Items from a dataset
==================================================
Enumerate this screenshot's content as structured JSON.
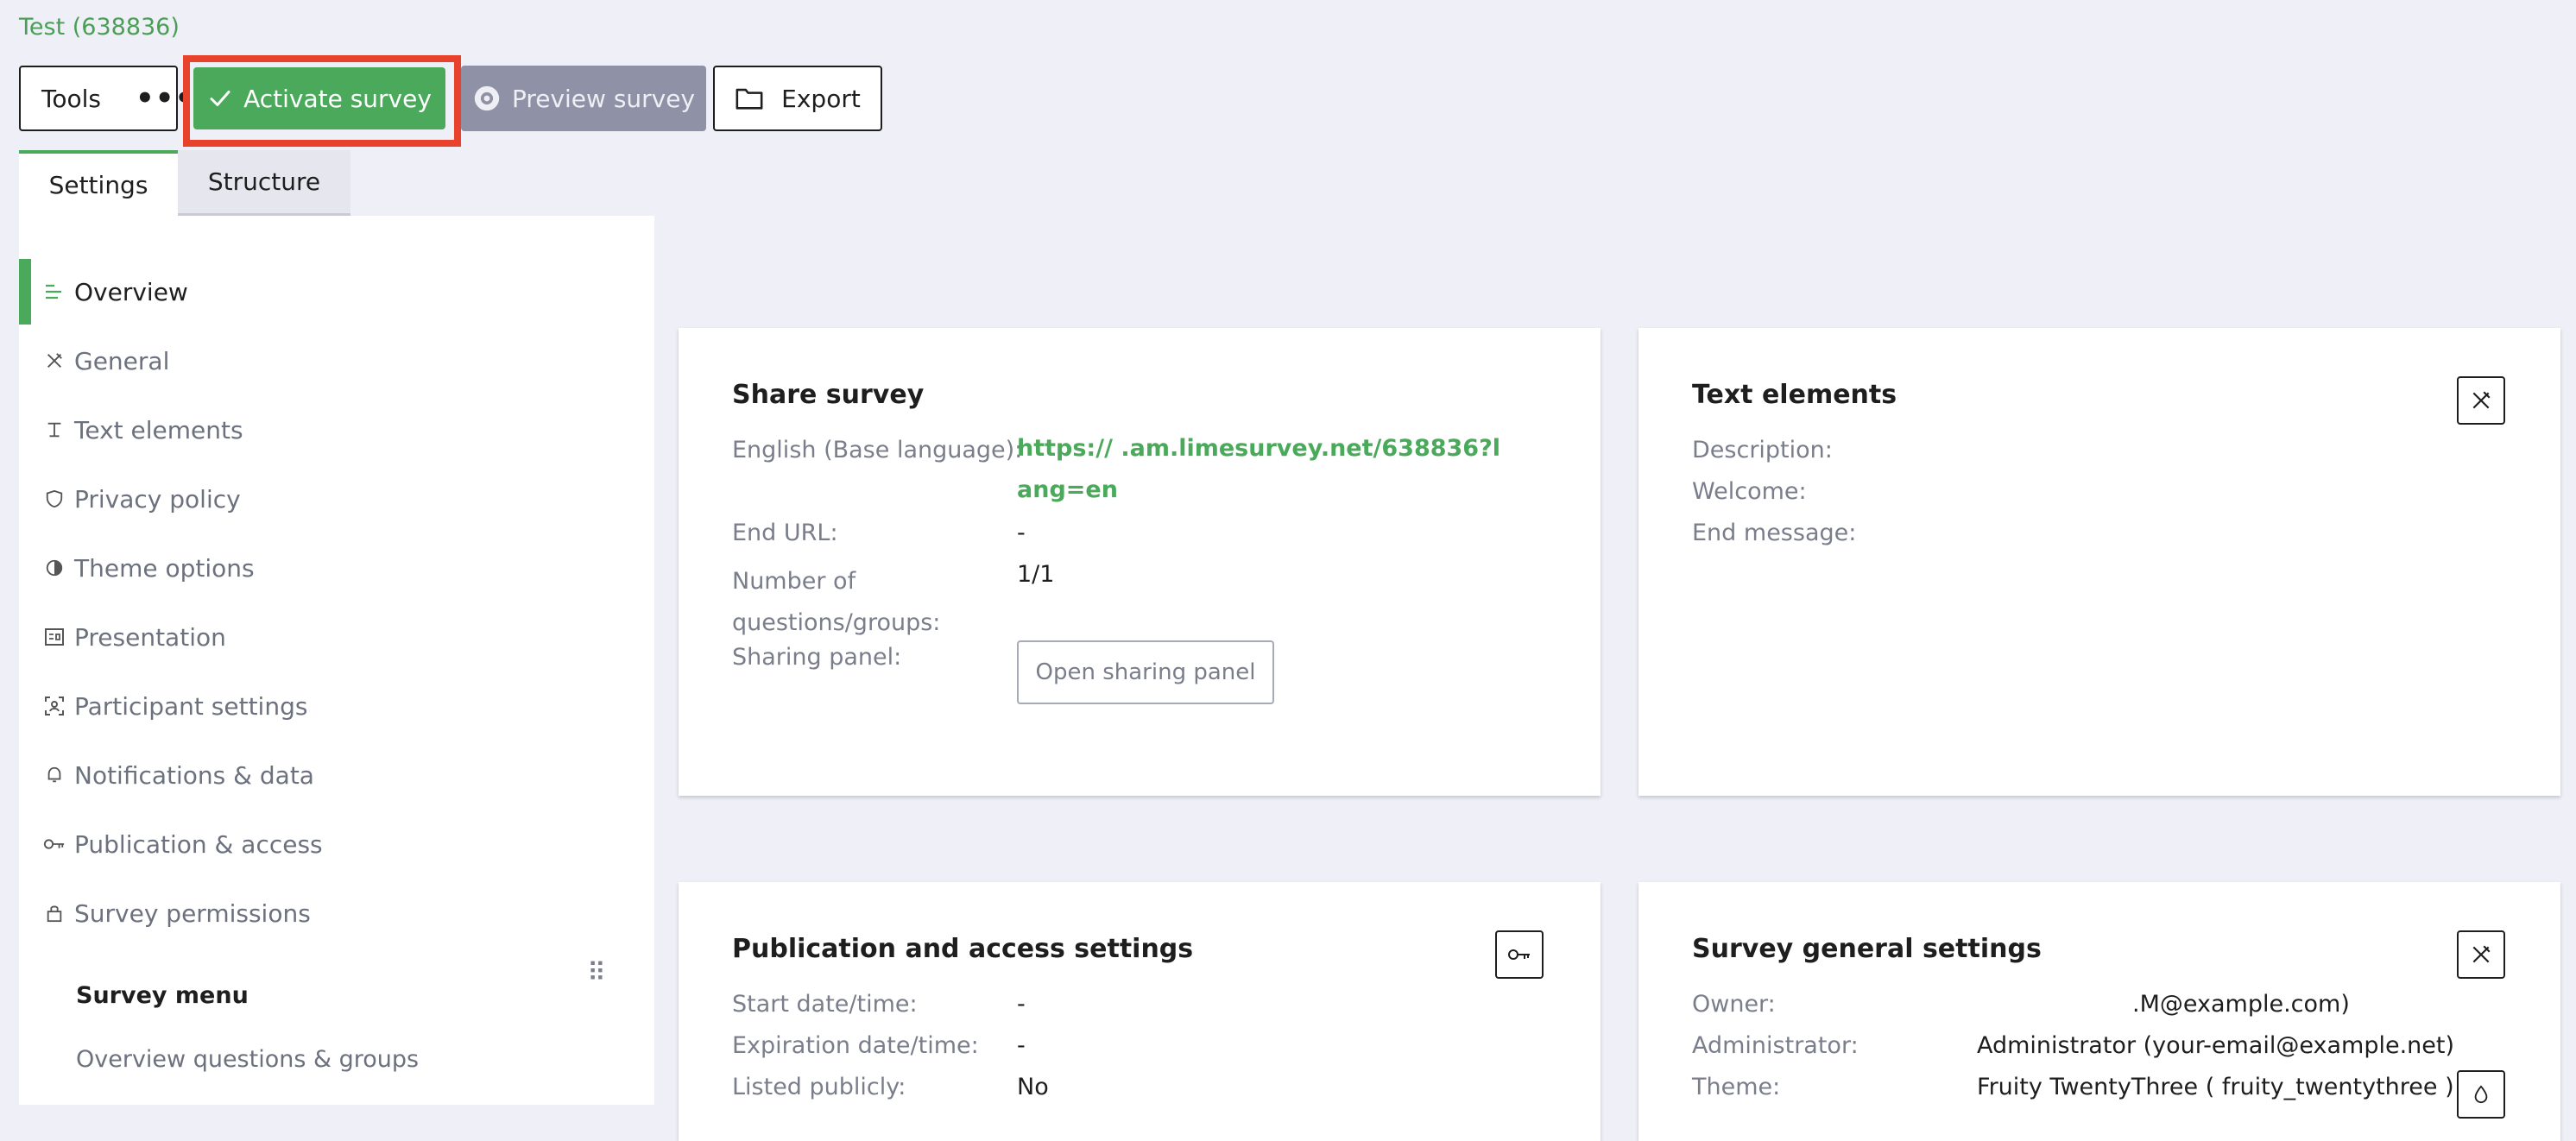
{
  "breadcrumb": "Test (638836)",
  "toolbar": {
    "tools_label": "Tools",
    "more_label": "•••",
    "activate_label": "Activate survey",
    "preview_label": "Preview survey",
    "export_label": "Export"
  },
  "tabs": {
    "settings": "Settings",
    "structure": "Structure"
  },
  "sidebar": {
    "items": [
      {
        "label": "Overview",
        "icon": "overview-icon"
      },
      {
        "label": "General",
        "icon": "tools-icon"
      },
      {
        "label": "Text elements",
        "icon": "text-icon"
      },
      {
        "label": "Privacy policy",
        "icon": "shield-icon"
      },
      {
        "label": "Theme options",
        "icon": "contrast-icon"
      },
      {
        "label": "Presentation",
        "icon": "presentation-icon"
      },
      {
        "label": "Participant settings",
        "icon": "participant-icon"
      },
      {
        "label": "Notifications & data",
        "icon": "bell-icon"
      },
      {
        "label": "Publication & access",
        "icon": "key-icon"
      },
      {
        "label": "Survey permissions",
        "icon": "lock-icon"
      }
    ],
    "survey_menu_title": "Survey menu",
    "overview_questions": "Overview questions & groups"
  },
  "share_card": {
    "title": "Share survey",
    "language_label": "English (Base language):",
    "url": "https://     .am.limesurvey.net/638836?lang=en",
    "end_url_label": "End URL:",
    "end_url_value": "-",
    "num_label": "Number of questions/groups:",
    "num_value": "1/1",
    "sharing_label": "Sharing panel:",
    "open_panel_label": "Open sharing panel"
  },
  "text_card": {
    "title": "Text elements",
    "description_label": "Description:",
    "welcome_label": "Welcome:",
    "end_message_label": "End message:"
  },
  "publication_card": {
    "title": "Publication and access settings",
    "start_label": "Start date/time:",
    "start_value": "-",
    "expiration_label": "Expiration date/time:",
    "expiration_value": "-",
    "listed_label": "Listed publicly:",
    "listed_value": "No"
  },
  "general_card": {
    "title": "Survey general settings",
    "owner_label": "Owner:",
    "owner_value": ".M@example.com)",
    "admin_label": "Administrator:",
    "admin_value": "Administrator (your-email@example.net)",
    "theme_label": "Theme:",
    "theme_value": "Fruity TwentyThree ( fruity_twentythree )"
  },
  "colors": {
    "accent": "#4aa95a",
    "highlight": "#e8412c",
    "preview": "#8f91a6",
    "background": "#eeeff7"
  }
}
==================================================
AIM OF THE TASK :: Quote every record above exactly, leaving out the pictures.

RESPONSE ::
Enumerate this screenshot's content as structured JSON.
{
  "breadcrumb": "Test (638836)",
  "toolbar": {
    "tools_label": "Tools",
    "more_label": "•••",
    "activate_label": "Activate survey",
    "preview_label": "Preview survey",
    "export_label": "Export"
  },
  "tabs": {
    "settings": "Settings",
    "structure": "Structure"
  },
  "sidebar": {
    "items": [
      {
        "label": "Overview",
        "icon": "overview-icon"
      },
      {
        "label": "General",
        "icon": "tools-icon"
      },
      {
        "label": "Text elements",
        "icon": "text-icon"
      },
      {
        "label": "Privacy policy",
        "icon": "shield-icon"
      },
      {
        "label": "Theme options",
        "icon": "contrast-icon"
      },
      {
        "label": "Presentation",
        "icon": "presentation-icon"
      },
      {
        "label": "Participant settings",
        "icon": "participant-icon"
      },
      {
        "label": "Notifications & data",
        "icon": "bell-icon"
      },
      {
        "label": "Publication & access",
        "icon": "key-icon"
      },
      {
        "label": "Survey permissions",
        "icon": "lock-icon"
      }
    ],
    "survey_menu_title": "Survey menu",
    "overview_questions": "Overview questions & groups"
  },
  "share_card": {
    "title": "Share survey",
    "language_label": "English (Base language):",
    "url": "https://     .am.limesurvey.net/638836?lang=en",
    "end_url_label": "End URL:",
    "end_url_value": "-",
    "num_label": "Number of questions/groups:",
    "num_value": "1/1",
    "sharing_label": "Sharing panel:",
    "open_panel_label": "Open sharing panel"
  },
  "text_card": {
    "title": "Text elements",
    "description_label": "Description:",
    "welcome_label": "Welcome:",
    "end_message_label": "End message:"
  },
  "publication_card": {
    "title": "Publication and access settings",
    "start_label": "Start date/time:",
    "start_value": "-",
    "expiration_label": "Expiration date/time:",
    "expiration_value": "-",
    "listed_label": "Listed publicly:",
    "listed_value": "No"
  },
  "general_card": {
    "title": "Survey general settings",
    "owner_label": "Owner:",
    "owner_value": ".M@example.com)",
    "admin_label": "Administrator:",
    "admin_value": "Administrator (your-email@example.net)",
    "theme_label": "Theme:",
    "theme_value": "Fruity TwentyThree ( fruity_twentythree )"
  },
  "colors": {
    "accent": "#4aa95a",
    "highlight": "#e8412c",
    "preview": "#8f91a6",
    "background": "#eeeff7"
  }
}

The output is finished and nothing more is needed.